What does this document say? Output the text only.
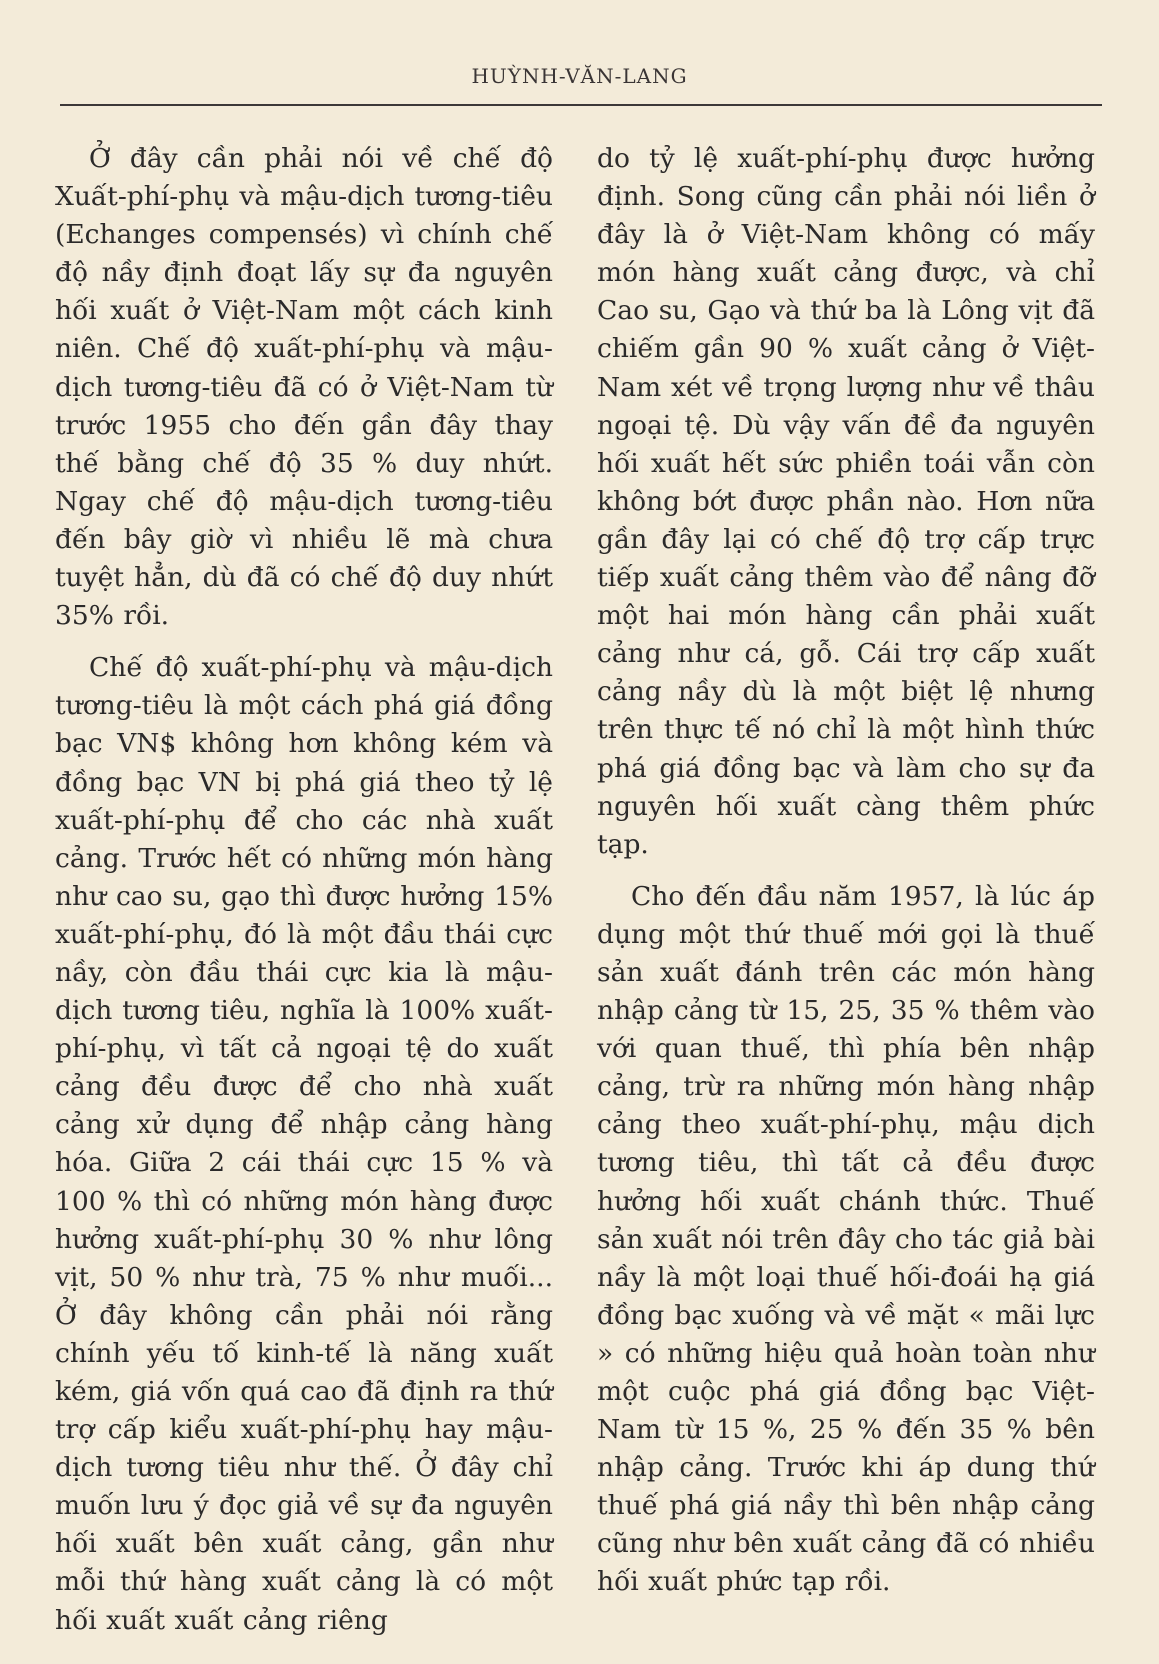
HUỲNH-VĂN-LANG

Ở đây cần phải nói về chế độ Xuất-phí-phụ và mậu-dịch tương-tiêu (Echanges compensés) vì chính chế độ nầy định đoạt lấy sự đa nguyên hối xuất ở Việt-Nam một cách kinh niên. Chế độ xuất-phí-phụ và mậu-dịch tương-tiêu đã có ở Việt-Nam từ trước 1955 cho đến gần đây thay thế bằng chế độ 35 % duy nhứt. Ngay chế độ mậu-dịch tương-tiêu đến bây giờ vì nhiều lẽ mà chưa tuyệt hẳn, dù đã có chế độ duy nhứt 35% rồi.

Chế độ xuất-phí-phụ và mậu-dịch tương-tiêu là một cách phá giá đồng bạc VN$ không hơn không kém và đồng bạc VN bị phá giá theo tỷ lệ xuất-phí-phụ để cho các nhà xuất cảng. Trước hết có những món hàng như cao su, gạo thì được hưởng 15% xuất-phí-phụ, đó là một đầu thái cực nầy, còn đầu thái cực kia là mậu-dịch tương tiêu, nghĩa là 100% xuất-phí-phụ, vì tất cả ngoại tệ do xuất cảng đều được để cho nhà xuất cảng xử dụng để nhập cảng hàng hóa. Giữa 2 cái thái cực 15 % và 100 % thì có những món hàng được hưởng xuất-phí-phụ 30 % như lông vịt, 50 % như trà, 75 % như muối... Ở đây không cần phải nói rằng chính yếu tố kinh-tế là năng xuất kém, giá vốn quá cao đã định ra thứ trợ cấp kiểu xuất-phí-phụ hay mậu-dịch tương tiêu như thế. Ở đây chỉ muốn lưu ý đọc giả về sự đa nguyên hối xuất bên xuất cảng, gần như mỗi thứ hàng xuất cảng là có một hối xuất xuất cảng riêng

do tỷ lệ xuất-phí-phụ được hưởng định. Song cũng cần phải nói liền ở đây là ở Việt-Nam không có mấy món hàng xuất cảng được, và chỉ Cao su, Gạo và thứ ba là Lông vịt đã chiếm gần 90 % xuất cảng ở Việt-Nam xét về trọng lượng như về thâu ngoại tệ. Dù vậy vấn đề đa nguyên hối xuất hết sức phiền toái vẫn còn không bớt được phần nào. Hơn nữa gần đây lại có chế độ trợ cấp trực tiếp xuất cảng thêm vào để nâng đỡ một hai món hàng cần phải xuất cảng như cá, gỗ. Cái trợ cấp xuất cảng nầy dù là một biệt lệ nhưng trên thực tế nó chỉ là một hình thức phá giá đồng bạc và làm cho sự đa nguyên hối xuất càng thêm phức tạp.

Cho đến đầu năm 1957, là lúc áp dụng một thứ thuế mới gọi là thuế sản xuất đánh trên các món hàng nhập cảng từ 15, 25, 35 % thêm vào với quan thuế, thì phía bên nhập cảng, trừ ra những món hàng nhập cảng theo xuất-phí-phụ, mậu dịch tương tiêu, thì tất cả đều được hưởng hối xuất chánh thức. Thuế sản xuất nói trên đây cho tác giả bài nầy là một loại thuế hối-đoái hạ giá đồng bạc xuống và về mặt « mãi lực » có những hiệu quả hoàn toàn như một cuộc phá giá đồng bạc Việt-Nam từ 15 %, 25 % đến 35 % bên nhập cảng. Trước khi áp dung thứ thuế phá giá nầy thì bên nhập cảng cũng như bên xuất cảng đã có nhiều hối xuất phức tạp rồi.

---------------

Aim of the task: Make a verbatim copy of all the entries and strip out the pictures.

The reply:
What does this document say? Output the text only.
HUỲNH-VĂN-LANG

Ở đây cần phải nói về chế độ Xuất-phí-phụ và mậu-dịch tương-tiêu (Echanges compensés) vì chính chế độ nầy định đoạt lấy sự đa nguyên hối xuất ở Việt-Nam một cách kinh niên. Chế độ xuất-phí-phụ và mậu-dịch tương-tiêu đã có ở Việt-Nam từ trước 1955 cho đến gần đây thay thế bằng chế độ 35 % duy nhứt. Ngay chế độ mậu-dịch tương-tiêu đến bây giờ vì nhiều lẽ mà chưa tuyệt hẳn, dù đã có chế độ duy nhứt 35% rồi.

Chế độ xuất-phí-phụ và mậu-dịch tương-tiêu là một cách phá giá đồng bạc VN$ không hơn không kém và đồng bạc VN bị phá giá theo tỷ lệ xuất-phí-phụ để cho các nhà xuất cảng. Trước hết có những món hàng như cao su, gạo thì được hưởng 15% xuất-phí-phụ, đó là một đầu thái cực nầy, còn đầu thái cực kia là mậu-dịch tương tiêu, nghĩa là 100% xuất-phí-phụ, vì tất cả ngoại tệ do xuất cảng đều được để cho nhà xuất cảng xử dụng để nhập cảng hàng hóa. Giữa 2 cái thái cực 15 % và 100 % thì có những món hàng được hưởng xuất-phí-phụ 30 % như lông vịt, 50 % như trà, 75 % như muối... Ở đây không cần phải nói rằng chính yếu tố kinh-tế là năng xuất kém, giá vốn quá cao đã định ra thứ trợ cấp kiểu xuất-phí-phụ hay mậu-dịch tương tiêu như thế. Ở đây chỉ muốn lưu ý đọc giả về sự đa nguyên hối xuất bên xuất cảng, gần như mỗi thứ hàng xuất cảng là có một hối xuất xuất cảng riêng

do tỷ lệ xuất-phí-phụ được hưởng định. Song cũng cần phải nói liền ở đây là ở Việt-Nam không có mấy món hàng xuất cảng được, và chỉ Cao su, Gạo và thứ ba là Lông vịt đã chiếm gần 90 % xuất cảng ở Việt-Nam xét về trọng lượng như về thâu ngoại tệ. Dù vậy vấn đề đa nguyên hối xuất hết sức phiền toái vẫn còn không bớt được phần nào. Hơn nữa gần đây lại có chế độ trợ cấp trực tiếp xuất cảng thêm vào để nâng đỡ một hai món hàng cần phải xuất cảng như cá, gỗ. Cái trợ cấp xuất cảng nầy dù là một biệt lệ nhưng trên thực tế nó chỉ là một hình thức phá giá đồng bạc và làm cho sự đa nguyên hối xuất càng thêm phức tạp.

Cho đến đầu năm 1957, là lúc áp dụng một thứ thuế mới gọi là thuế sản xuất đánh trên các món hàng nhập cảng từ 15, 25, 35 % thêm vào với quan thuế, thì phía bên nhập cảng, trừ ra những món hàng nhập cảng theo xuất-phí-phụ, mậu dịch tương tiêu, thì tất cả đều được hưởng hối xuất chánh thức. Thuế sản xuất nói trên đây cho tác giả bài nầy là một loại thuế hối-đoái hạ giá đồng bạc xuống và về mặt « mãi lực » có những hiệu quả hoàn toàn như một cuộc phá giá đồng bạc Việt-Nam từ 15 %, 25 % đến 35 % bên nhập cảng. Trước khi áp dung thứ thuế phá giá nầy thì bên nhập cảng cũng như bên xuất cảng đã có nhiều hối xuất phức tạp rồi.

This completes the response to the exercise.